### What is needed
Reproduce the following material exactly, including every line.

### Materials provided
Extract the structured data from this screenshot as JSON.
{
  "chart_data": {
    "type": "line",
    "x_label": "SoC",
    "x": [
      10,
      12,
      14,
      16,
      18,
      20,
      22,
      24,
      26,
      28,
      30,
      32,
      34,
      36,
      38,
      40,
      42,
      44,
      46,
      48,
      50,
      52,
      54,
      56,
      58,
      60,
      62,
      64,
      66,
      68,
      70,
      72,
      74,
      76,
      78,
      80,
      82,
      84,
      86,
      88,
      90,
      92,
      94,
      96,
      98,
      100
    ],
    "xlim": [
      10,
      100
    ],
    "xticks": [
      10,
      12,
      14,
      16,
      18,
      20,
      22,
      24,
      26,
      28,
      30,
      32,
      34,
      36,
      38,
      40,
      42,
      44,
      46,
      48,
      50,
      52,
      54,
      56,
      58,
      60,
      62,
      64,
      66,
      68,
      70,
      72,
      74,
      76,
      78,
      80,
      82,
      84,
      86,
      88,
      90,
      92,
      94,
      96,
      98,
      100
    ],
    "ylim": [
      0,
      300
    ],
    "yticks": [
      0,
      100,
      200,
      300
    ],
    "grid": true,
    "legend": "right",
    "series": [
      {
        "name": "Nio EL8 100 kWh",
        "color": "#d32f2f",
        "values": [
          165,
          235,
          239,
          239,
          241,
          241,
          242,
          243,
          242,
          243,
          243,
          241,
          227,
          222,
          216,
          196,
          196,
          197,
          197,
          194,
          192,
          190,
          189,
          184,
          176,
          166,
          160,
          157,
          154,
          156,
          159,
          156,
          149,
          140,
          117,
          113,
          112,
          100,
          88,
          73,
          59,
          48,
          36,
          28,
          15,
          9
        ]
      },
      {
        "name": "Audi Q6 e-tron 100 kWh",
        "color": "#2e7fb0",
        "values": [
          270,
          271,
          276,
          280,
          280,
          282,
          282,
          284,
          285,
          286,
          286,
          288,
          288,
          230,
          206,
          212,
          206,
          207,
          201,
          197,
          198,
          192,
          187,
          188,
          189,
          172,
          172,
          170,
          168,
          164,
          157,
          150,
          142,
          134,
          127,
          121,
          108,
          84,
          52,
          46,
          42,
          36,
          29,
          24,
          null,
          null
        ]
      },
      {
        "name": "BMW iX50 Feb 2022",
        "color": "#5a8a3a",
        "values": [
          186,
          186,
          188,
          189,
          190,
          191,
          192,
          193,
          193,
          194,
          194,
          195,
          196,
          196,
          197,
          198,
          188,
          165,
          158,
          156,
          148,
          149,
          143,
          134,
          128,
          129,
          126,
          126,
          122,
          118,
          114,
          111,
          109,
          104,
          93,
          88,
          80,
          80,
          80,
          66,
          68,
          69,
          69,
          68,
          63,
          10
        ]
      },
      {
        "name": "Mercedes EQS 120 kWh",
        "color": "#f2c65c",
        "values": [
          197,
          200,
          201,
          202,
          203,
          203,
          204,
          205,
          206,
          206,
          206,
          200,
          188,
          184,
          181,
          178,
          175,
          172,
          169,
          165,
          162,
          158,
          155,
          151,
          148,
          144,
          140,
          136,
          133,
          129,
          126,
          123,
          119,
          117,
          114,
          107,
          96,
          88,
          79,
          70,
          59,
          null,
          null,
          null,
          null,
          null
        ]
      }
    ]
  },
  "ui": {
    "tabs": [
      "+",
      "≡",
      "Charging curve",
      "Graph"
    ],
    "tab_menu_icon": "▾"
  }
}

### Final result
Extract the structured data from this screenshot as JSON.
{
  "chart_data": {
    "type": "line",
    "x_label": "SoC",
    "x": [
      10,
      12,
      14,
      16,
      18,
      20,
      22,
      24,
      26,
      28,
      30,
      32,
      34,
      36,
      38,
      40,
      42,
      44,
      46,
      48,
      50,
      52,
      54,
      56,
      58,
      60,
      62,
      64,
      66,
      68,
      70,
      72,
      74,
      76,
      78,
      80,
      82,
      84,
      86,
      88,
      90,
      92,
      94,
      96,
      98,
      100
    ],
    "xlim": [
      10,
      100
    ],
    "xticks": [
      10,
      12,
      14,
      16,
      18,
      20,
      22,
      24,
      26,
      28,
      30,
      32,
      34,
      36,
      38,
      40,
      42,
      44,
      46,
      48,
      50,
      52,
      54,
      56,
      58,
      60,
      62,
      64,
      66,
      68,
      70,
      72,
      74,
      76,
      78,
      80,
      82,
      84,
      86,
      88,
      90,
      92,
      94,
      96,
      98,
      100
    ],
    "ylim": [
      0,
      300
    ],
    "yticks": [
      0,
      100,
      200,
      300
    ],
    "grid": true,
    "legend": "right",
    "series": [
      {
        "name": "Nio EL8 100 kWh",
        "color": "#d32f2f",
        "values": [
          165,
          235,
          239,
          239,
          241,
          241,
          242,
          243,
          242,
          243,
          243,
          241,
          227,
          222,
          216,
          196,
          196,
          197,
          197,
          194,
          192,
          190,
          189,
          184,
          176,
          166,
          160,
          157,
          154,
          156,
          159,
          156,
          149,
          140,
          117,
          113,
          112,
          100,
          88,
          73,
          59,
          48,
          36,
          28,
          15,
          9
        ]
      },
      {
        "name": "Audi Q6 e-tron 100 kWh",
        "color": "#2e7fb0",
        "values": [
          270,
          271,
          276,
          280,
          280,
          282,
          282,
          284,
          285,
          286,
          286,
          288,
          288,
          230,
          206,
          212,
          206,
          207,
          201,
          197,
          198,
          192,
          187,
          188,
          189,
          172,
          172,
          170,
          168,
          164,
          157,
          150,
          142,
          134,
          127,
          121,
          108,
          84,
          52,
          46,
          42,
          36,
          29,
          24,
          null,
          null
        ]
      },
      {
        "name": "BMW iX50 Feb 2022",
        "color": "#5a8a3a",
        "values": [
          186,
          186,
          188,
          189,
          190,
          191,
          192,
          193,
          193,
          194,
          194,
          195,
          196,
          196,
          197,
          198,
          188,
          165,
          158,
          156,
          148,
          149,
          143,
          134,
          128,
          129,
          126,
          126,
          122,
          118,
          114,
          111,
          109,
          104,
          93,
          88,
          80,
          80,
          80,
          66,
          68,
          69,
          69,
          68,
          63,
          10
        ]
      },
      {
        "name": "Mercedes EQS 120 kWh",
        "color": "#f2c65c",
        "values": [
          197,
          200,
          201,
          202,
          203,
          203,
          204,
          205,
          206,
          206,
          206,
          200,
          188,
          184,
          181,
          178,
          175,
          172,
          169,
          165,
          162,
          158,
          155,
          151,
          148,
          144,
          140,
          136,
          133,
          129,
          126,
          123,
          119,
          117,
          114,
          107,
          96,
          88,
          79,
          70,
          59,
          null,
          null,
          null,
          null,
          null
        ]
      }
    ]
  },
  "ui": {
    "tabs": [
      "+",
      "≡",
      "Charging curve",
      "Graph"
    ],
    "tab_menu_icon": "▾"
  }
}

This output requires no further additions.